- Opening Delimiter -

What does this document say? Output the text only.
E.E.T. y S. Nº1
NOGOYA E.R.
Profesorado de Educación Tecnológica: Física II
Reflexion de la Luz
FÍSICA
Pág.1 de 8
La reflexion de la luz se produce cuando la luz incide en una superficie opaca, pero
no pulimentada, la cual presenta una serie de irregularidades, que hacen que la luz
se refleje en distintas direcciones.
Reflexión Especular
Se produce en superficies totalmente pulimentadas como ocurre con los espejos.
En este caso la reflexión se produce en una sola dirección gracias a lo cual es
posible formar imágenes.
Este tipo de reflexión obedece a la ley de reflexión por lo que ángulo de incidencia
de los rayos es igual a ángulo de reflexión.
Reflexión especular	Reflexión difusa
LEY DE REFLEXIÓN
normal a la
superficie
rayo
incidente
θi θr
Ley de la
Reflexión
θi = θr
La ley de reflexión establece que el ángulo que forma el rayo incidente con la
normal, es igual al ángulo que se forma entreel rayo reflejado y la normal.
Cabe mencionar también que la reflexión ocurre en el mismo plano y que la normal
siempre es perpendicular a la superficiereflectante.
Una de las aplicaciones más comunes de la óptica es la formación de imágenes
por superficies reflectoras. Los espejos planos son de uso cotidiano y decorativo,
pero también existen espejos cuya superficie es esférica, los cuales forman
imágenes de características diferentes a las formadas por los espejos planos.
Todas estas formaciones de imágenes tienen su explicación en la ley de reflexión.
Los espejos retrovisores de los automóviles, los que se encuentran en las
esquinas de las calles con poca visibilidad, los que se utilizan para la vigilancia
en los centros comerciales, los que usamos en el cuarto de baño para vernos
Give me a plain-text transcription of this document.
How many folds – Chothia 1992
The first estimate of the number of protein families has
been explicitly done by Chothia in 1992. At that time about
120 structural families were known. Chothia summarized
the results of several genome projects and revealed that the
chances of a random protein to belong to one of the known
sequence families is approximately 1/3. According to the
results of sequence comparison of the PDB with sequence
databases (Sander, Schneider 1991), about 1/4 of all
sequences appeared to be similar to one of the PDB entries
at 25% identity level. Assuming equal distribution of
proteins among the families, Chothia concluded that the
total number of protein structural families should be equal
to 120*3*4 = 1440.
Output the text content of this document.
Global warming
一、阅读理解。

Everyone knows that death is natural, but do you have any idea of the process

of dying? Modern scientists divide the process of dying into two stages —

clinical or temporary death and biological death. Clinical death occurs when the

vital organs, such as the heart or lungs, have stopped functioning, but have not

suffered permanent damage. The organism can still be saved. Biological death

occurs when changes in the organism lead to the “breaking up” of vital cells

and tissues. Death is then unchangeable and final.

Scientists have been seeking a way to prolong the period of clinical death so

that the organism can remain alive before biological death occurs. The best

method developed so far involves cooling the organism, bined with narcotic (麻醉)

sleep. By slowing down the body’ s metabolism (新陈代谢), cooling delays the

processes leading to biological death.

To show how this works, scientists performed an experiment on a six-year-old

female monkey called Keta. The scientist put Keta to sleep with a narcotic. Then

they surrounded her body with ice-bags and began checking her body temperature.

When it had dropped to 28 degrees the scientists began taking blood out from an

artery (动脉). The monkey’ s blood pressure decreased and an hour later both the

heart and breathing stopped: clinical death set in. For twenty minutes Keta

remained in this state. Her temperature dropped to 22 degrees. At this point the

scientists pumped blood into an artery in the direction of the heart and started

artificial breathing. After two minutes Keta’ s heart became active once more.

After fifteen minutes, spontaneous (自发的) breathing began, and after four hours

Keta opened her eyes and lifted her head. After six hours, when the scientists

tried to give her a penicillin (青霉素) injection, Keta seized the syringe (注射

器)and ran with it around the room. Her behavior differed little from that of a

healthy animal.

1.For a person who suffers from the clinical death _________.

- Closing Delimiter -

**Problem to solve:**
Show the lines above that have the word "into".

**Exercise response:**
of dying? Modern scientists divide the process of dying into two stages —
scientists pumped blood into an artery in the direction of the heart and started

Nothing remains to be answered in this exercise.